- _Problem requirements_
Set the following entries down again exactly, line by line.

- _Supplied material_
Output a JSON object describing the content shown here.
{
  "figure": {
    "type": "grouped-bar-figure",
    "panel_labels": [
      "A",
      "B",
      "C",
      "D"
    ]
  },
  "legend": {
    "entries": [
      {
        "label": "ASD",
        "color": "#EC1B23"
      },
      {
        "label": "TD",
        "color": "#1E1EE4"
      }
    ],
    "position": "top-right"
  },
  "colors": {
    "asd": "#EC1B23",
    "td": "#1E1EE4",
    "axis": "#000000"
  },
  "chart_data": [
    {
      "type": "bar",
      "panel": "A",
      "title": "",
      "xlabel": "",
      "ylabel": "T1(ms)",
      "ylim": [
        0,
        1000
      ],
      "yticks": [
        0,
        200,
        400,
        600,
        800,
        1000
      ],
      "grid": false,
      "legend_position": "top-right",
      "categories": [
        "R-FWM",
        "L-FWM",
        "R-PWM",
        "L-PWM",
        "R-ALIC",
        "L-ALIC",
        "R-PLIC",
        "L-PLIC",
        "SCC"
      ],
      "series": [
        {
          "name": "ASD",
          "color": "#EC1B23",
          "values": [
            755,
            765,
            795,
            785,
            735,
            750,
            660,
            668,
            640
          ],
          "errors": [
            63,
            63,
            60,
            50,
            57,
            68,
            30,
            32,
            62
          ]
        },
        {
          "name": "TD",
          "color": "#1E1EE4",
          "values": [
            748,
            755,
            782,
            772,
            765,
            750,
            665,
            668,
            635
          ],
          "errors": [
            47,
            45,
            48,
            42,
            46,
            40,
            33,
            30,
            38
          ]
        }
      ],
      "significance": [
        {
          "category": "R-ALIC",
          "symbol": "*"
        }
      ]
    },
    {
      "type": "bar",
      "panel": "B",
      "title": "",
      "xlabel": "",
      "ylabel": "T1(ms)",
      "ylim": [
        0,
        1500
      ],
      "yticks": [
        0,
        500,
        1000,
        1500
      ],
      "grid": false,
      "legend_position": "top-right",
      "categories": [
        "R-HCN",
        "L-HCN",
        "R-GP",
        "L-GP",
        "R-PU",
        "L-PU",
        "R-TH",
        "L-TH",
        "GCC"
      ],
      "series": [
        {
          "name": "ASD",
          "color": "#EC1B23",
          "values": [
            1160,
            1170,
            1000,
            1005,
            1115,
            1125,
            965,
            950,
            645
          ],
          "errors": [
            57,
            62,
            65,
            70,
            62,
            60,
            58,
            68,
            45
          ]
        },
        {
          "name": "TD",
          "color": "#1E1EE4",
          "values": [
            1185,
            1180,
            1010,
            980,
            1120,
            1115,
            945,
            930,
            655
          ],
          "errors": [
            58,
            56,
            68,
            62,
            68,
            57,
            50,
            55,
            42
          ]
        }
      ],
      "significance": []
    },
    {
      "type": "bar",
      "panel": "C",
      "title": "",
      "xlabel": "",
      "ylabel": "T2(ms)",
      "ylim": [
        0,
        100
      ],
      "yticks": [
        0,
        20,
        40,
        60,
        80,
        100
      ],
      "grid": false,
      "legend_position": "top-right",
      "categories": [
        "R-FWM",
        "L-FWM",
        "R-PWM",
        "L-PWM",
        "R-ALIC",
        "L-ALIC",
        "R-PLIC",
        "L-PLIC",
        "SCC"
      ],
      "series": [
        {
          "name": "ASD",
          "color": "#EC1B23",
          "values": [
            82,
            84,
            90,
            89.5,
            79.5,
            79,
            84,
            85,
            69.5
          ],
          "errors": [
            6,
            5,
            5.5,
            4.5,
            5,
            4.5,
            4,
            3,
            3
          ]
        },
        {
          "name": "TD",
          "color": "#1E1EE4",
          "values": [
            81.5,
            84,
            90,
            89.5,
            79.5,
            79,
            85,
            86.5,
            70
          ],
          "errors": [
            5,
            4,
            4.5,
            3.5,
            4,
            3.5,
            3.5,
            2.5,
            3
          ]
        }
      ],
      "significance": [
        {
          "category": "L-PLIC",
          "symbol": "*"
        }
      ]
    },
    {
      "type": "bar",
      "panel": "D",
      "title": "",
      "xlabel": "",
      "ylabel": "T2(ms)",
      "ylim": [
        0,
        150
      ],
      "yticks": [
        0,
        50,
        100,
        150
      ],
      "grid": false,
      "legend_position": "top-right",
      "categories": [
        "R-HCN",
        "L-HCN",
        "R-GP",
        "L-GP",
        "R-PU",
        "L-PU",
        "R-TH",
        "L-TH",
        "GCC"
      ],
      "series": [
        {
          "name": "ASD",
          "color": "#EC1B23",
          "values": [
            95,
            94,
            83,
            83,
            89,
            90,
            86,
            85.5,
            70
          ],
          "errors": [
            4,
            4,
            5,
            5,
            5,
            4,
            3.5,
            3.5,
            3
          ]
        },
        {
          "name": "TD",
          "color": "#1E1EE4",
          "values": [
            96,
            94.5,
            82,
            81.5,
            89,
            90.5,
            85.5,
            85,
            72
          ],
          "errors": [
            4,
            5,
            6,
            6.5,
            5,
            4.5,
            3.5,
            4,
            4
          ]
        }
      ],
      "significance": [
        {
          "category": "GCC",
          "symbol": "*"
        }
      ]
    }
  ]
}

- _Solution to this task_
Output a JSON object describing the content shown here.
{
  "figure": {
    "type": "grouped-bar-figure",
    "panel_labels": [
      "A",
      "B",
      "C",
      "D"
    ]
  },
  "legend": {
    "entries": [
      {
        "label": "ASD",
        "color": "#EC1B23"
      },
      {
        "label": "TD",
        "color": "#1E1EE4"
      }
    ],
    "position": "top-right"
  },
  "colors": {
    "asd": "#EC1B23",
    "td": "#1E1EE4",
    "axis": "#000000"
  },
  "chart_data": [
    {
      "type": "bar",
      "panel": "A",
      "title": "",
      "xlabel": "",
      "ylabel": "T1(ms)",
      "ylim": [
        0,
        1000
      ],
      "yticks": [
        0,
        200,
        400,
        600,
        800,
        1000
      ],
      "grid": false,
      "legend_position": "top-right",
      "categories": [
        "R-FWM",
        "L-FWM",
        "R-PWM",
        "L-PWM",
        "R-ALIC",
        "L-ALIC",
        "R-PLIC",
        "L-PLIC",
        "SCC"
      ],
      "series": [
        {
          "name": "ASD",
          "color": "#EC1B23",
          "values": [
            755,
            765,
            795,
            785,
            735,
            750,
            660,
            668,
            640
          ],
          "errors": [
            63,
            63,
            60,
            50,
            57,
            68,
            30,
            32,
            62
          ]
        },
        {
          "name": "TD",
          "color": "#1E1EE4",
          "values": [
            748,
            755,
            782,
            772,
            765,
            750,
            665,
            668,
            635
          ],
          "errors": [
            47,
            45,
            48,
            42,
            46,
            40,
            33,
            30,
            38
          ]
        }
      ],
      "significance": [
        {
          "category": "R-ALIC",
          "symbol": "*"
        }
      ]
    },
    {
      "type": "bar",
      "panel": "B",
      "title": "",
      "xlabel": "",
      "ylabel": "T1(ms)",
      "ylim": [
        0,
        1500
      ],
      "yticks": [
        0,
        500,
        1000,
        1500
      ],
      "grid": false,
      "legend_position": "top-right",
      "categories": [
        "R-HCN",
        "L-HCN",
        "R-GP",
        "L-GP",
        "R-PU",
        "L-PU",
        "R-TH",
        "L-TH",
        "GCC"
      ],
      "series": [
        {
          "name": "ASD",
          "color": "#EC1B23",
          "values": [
            1160,
            1170,
            1000,
            1005,
            1115,
            1125,
            965,
            950,
            645
          ],
          "errors": [
            57,
            62,
            65,
            70,
            62,
            60,
            58,
            68,
            45
          ]
        },
        {
          "name": "TD",
          "color": "#1E1EE4",
          "values": [
            1185,
            1180,
            1010,
            980,
            1120,
            1115,
            945,
            930,
            655
          ],
          "errors": [
            58,
            56,
            68,
            62,
            68,
            57,
            50,
            55,
            42
          ]
        }
      ],
      "significance": []
    },
    {
      "type": "bar",
      "panel": "C",
      "title": "",
      "xlabel": "",
      "ylabel": "T2(ms)",
      "ylim": [
        0,
        100
      ],
      "yticks": [
        0,
        20,
        40,
        60,
        80,
        100
      ],
      "grid": false,
      "legend_position": "top-right",
      "categories": [
        "R-FWM",
        "L-FWM",
        "R-PWM",
        "L-PWM",
        "R-ALIC",
        "L-ALIC",
        "R-PLIC",
        "L-PLIC",
        "SCC"
      ],
      "series": [
        {
          "name": "ASD",
          "color": "#EC1B23",
          "values": [
            82,
            84,
            90,
            89.5,
            79.5,
            79,
            84,
            85,
            69.5
          ],
          "errors": [
            6,
            5,
            5.5,
            4.5,
            5,
            4.5,
            4,
            3,
            3
          ]
        },
        {
          "name": "TD",
          "color": "#1E1EE4",
          "values": [
            81.5,
            84,
            90,
            89.5,
            79.5,
            79,
            85,
            86.5,
            70
          ],
          "errors": [
            5,
            4,
            4.5,
            3.5,
            4,
            3.5,
            3.5,
            2.5,
            3
          ]
        }
      ],
      "significance": [
        {
          "category": "L-PLIC",
          "symbol": "*"
        }
      ]
    },
    {
      "type": "bar",
      "panel": "D",
      "title": "",
      "xlabel": "",
      "ylabel": "T2(ms)",
      "ylim": [
        0,
        150
      ],
      "yticks": [
        0,
        50,
        100,
        150
      ],
      "grid": false,
      "legend_position": "top-right",
      "categories": [
        "R-HCN",
        "L-HCN",
        "R-GP",
        "L-GP",
        "R-PU",
        "L-PU",
        "R-TH",
        "L-TH",
        "GCC"
      ],
      "series": [
        {
          "name": "ASD",
          "color": "#EC1B23",
          "values": [
            95,
            94,
            83,
            83,
            89,
            90,
            86,
            85.5,
            70
          ],
          "errors": [
            4,
            4,
            5,
            5,
            5,
            4,
            3.5,
            3.5,
            3
          ]
        },
        {
          "name": "TD",
          "color": "#1E1EE4",
          "values": [
            96,
            94.5,
            82,
            81.5,
            89,
            90.5,
            85.5,
            85,
            72
          ],
          "errors": [
            4,
            5,
            6,
            6.5,
            5,
            4.5,
            3.5,
            4,
            4
          ]
        }
      ],
      "significance": [
        {
          "category": "GCC",
          "symbol": "*"
        }
      ]
    }
  ]
}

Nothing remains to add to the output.